— START OF Records —

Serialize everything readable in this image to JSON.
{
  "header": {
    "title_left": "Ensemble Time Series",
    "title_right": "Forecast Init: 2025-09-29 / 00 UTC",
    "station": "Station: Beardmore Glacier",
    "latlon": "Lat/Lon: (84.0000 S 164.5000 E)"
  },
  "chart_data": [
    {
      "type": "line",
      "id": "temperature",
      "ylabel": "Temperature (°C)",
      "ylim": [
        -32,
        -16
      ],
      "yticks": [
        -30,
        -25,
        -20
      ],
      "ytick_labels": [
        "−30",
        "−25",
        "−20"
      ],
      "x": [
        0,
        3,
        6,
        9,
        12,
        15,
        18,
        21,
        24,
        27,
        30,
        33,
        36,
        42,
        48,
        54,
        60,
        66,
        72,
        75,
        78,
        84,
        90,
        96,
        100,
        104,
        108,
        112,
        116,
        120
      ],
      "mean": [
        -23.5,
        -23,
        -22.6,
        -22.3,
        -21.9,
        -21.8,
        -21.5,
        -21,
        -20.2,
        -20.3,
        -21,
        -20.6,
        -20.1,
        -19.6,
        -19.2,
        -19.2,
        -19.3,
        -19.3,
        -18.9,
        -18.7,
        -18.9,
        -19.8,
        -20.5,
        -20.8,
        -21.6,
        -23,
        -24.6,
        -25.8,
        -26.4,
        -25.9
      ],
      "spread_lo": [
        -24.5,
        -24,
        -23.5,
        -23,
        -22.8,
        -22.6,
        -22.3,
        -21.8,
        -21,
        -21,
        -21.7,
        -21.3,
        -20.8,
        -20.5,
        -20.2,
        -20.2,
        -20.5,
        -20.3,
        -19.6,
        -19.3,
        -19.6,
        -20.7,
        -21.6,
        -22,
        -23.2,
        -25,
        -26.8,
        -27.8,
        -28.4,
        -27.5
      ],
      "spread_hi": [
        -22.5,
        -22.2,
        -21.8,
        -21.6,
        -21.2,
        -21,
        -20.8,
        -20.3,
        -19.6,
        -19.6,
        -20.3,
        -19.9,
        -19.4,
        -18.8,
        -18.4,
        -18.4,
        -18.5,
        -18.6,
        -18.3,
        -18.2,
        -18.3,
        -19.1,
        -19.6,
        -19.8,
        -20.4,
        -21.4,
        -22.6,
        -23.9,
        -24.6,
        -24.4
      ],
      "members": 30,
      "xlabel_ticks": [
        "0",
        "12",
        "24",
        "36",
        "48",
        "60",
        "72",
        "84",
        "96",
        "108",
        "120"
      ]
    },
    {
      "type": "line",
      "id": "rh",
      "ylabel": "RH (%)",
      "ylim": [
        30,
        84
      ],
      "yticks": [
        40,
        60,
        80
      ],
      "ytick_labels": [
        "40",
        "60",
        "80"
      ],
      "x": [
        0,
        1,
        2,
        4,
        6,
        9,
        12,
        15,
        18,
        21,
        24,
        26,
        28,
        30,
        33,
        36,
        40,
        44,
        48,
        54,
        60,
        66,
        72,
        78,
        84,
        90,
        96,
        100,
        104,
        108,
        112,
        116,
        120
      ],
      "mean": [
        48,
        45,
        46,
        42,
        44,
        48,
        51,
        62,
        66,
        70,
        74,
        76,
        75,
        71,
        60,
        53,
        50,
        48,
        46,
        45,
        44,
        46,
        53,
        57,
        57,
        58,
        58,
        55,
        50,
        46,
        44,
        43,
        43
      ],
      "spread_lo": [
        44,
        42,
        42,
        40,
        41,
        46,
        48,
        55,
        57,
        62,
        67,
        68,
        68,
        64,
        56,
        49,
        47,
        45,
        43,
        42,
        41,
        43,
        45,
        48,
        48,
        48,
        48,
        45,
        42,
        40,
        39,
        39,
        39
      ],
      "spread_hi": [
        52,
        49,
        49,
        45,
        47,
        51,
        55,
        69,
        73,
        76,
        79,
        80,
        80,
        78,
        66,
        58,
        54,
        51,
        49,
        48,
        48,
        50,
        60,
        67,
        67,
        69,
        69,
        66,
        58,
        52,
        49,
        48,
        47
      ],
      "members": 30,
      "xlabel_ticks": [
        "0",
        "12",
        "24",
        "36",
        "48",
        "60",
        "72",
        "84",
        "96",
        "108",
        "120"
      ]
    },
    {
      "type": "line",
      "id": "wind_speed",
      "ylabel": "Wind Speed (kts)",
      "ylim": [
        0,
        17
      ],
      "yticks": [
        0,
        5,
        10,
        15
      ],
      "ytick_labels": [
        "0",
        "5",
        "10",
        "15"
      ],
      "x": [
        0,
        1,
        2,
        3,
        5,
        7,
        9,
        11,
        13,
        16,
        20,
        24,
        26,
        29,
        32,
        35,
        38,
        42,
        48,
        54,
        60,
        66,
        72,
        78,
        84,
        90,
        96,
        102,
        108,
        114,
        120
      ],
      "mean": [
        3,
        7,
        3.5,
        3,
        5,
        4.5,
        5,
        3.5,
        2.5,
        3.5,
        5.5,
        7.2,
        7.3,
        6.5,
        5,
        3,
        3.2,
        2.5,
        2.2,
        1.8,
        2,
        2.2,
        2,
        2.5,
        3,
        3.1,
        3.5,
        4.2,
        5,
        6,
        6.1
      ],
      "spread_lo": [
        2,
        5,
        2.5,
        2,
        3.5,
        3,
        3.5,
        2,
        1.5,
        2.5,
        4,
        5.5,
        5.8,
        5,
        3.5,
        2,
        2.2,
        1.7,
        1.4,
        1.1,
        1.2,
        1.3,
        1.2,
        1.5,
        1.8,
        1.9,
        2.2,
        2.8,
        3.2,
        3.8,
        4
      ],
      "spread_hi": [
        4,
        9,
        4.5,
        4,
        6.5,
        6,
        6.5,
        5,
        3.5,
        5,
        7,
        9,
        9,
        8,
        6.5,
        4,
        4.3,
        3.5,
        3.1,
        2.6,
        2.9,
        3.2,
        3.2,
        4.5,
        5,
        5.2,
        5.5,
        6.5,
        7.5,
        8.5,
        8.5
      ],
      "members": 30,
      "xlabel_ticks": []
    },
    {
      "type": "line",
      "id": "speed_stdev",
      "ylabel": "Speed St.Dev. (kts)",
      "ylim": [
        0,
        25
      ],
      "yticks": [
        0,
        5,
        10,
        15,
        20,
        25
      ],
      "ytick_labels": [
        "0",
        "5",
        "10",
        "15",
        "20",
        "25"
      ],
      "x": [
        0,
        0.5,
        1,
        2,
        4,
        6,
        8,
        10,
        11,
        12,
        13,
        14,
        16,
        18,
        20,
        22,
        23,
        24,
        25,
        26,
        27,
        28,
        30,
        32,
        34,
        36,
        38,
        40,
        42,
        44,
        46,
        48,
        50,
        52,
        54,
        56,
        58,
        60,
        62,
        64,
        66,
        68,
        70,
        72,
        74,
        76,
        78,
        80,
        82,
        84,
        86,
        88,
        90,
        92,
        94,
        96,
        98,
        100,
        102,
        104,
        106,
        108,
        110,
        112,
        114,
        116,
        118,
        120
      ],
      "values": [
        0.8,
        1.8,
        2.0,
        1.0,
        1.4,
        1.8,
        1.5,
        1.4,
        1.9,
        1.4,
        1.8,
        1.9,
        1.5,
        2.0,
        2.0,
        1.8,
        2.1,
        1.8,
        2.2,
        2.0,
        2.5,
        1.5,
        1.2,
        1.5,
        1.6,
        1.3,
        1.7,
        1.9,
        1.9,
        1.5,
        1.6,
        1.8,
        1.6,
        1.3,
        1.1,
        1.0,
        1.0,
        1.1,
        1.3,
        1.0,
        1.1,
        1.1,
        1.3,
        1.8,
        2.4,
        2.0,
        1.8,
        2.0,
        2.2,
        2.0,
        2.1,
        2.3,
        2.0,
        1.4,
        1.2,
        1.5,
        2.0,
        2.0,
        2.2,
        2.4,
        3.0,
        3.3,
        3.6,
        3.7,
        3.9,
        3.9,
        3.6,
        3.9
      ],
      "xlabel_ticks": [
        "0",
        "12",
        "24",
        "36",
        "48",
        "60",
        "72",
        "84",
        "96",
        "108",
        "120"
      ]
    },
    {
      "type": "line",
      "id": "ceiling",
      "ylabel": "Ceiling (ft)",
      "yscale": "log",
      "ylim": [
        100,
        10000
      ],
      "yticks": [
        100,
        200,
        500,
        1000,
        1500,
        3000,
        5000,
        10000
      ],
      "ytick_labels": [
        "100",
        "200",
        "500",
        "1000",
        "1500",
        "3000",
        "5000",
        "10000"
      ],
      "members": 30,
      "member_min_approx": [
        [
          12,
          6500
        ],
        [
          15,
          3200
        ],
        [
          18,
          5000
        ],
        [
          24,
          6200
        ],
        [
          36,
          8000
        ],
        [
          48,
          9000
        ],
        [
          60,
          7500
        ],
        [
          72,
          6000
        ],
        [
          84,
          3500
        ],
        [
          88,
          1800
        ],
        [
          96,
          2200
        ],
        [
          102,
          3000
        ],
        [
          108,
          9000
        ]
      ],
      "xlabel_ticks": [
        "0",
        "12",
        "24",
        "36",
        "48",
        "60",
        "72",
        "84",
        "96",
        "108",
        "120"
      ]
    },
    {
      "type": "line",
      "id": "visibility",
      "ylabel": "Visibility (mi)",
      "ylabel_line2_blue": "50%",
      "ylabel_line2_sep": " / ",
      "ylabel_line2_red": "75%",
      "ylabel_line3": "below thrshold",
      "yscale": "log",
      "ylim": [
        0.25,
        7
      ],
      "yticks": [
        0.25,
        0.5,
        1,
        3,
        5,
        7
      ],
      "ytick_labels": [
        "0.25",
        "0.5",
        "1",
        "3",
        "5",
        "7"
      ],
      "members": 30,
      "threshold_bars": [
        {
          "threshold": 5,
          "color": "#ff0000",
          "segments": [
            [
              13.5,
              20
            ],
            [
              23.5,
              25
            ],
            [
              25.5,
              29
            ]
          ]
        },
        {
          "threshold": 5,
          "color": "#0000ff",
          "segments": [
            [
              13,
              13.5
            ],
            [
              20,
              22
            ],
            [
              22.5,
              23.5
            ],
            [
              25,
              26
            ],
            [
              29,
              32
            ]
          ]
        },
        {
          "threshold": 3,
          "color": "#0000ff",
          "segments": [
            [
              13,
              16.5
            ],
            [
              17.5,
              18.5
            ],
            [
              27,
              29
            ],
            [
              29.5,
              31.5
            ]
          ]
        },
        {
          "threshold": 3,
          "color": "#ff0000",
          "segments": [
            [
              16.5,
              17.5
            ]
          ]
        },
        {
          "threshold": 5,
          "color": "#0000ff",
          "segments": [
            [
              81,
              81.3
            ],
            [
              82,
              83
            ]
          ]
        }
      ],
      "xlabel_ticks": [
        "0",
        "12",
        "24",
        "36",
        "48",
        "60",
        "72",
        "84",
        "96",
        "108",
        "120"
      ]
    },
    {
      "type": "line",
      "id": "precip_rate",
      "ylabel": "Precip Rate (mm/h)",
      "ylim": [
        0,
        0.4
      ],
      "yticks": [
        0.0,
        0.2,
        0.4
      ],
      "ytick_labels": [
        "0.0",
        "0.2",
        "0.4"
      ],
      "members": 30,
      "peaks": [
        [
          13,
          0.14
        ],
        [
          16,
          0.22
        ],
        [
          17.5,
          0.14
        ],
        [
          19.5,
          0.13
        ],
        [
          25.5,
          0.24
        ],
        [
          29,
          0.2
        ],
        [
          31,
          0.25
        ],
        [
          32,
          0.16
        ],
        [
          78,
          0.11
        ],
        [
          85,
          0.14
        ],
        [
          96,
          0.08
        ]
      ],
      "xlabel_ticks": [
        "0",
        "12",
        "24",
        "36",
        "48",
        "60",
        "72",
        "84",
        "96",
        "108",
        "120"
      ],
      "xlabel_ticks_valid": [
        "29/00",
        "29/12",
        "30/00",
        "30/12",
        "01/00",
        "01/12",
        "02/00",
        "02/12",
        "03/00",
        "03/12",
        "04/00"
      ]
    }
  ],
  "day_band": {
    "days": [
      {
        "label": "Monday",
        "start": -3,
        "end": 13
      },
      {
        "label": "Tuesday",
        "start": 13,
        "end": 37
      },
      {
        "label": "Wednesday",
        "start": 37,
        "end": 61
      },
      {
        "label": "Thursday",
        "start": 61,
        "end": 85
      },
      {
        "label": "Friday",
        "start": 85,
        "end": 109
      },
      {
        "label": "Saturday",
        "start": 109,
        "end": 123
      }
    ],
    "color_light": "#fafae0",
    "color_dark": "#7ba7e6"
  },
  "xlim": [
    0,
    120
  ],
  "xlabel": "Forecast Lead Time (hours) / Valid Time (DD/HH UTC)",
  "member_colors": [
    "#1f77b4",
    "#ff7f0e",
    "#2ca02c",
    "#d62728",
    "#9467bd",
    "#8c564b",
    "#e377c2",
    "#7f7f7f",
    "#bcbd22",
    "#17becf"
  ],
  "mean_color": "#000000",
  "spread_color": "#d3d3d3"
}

— END OF Records —

Work to do> From the entries above, copy every line containing the word "Time".

Reply to the task>
    "title_left": "Ensemble Time Series",
  "xlabel": "Forecast Lead Time (hours) / Valid Time (DD/HH UTC)",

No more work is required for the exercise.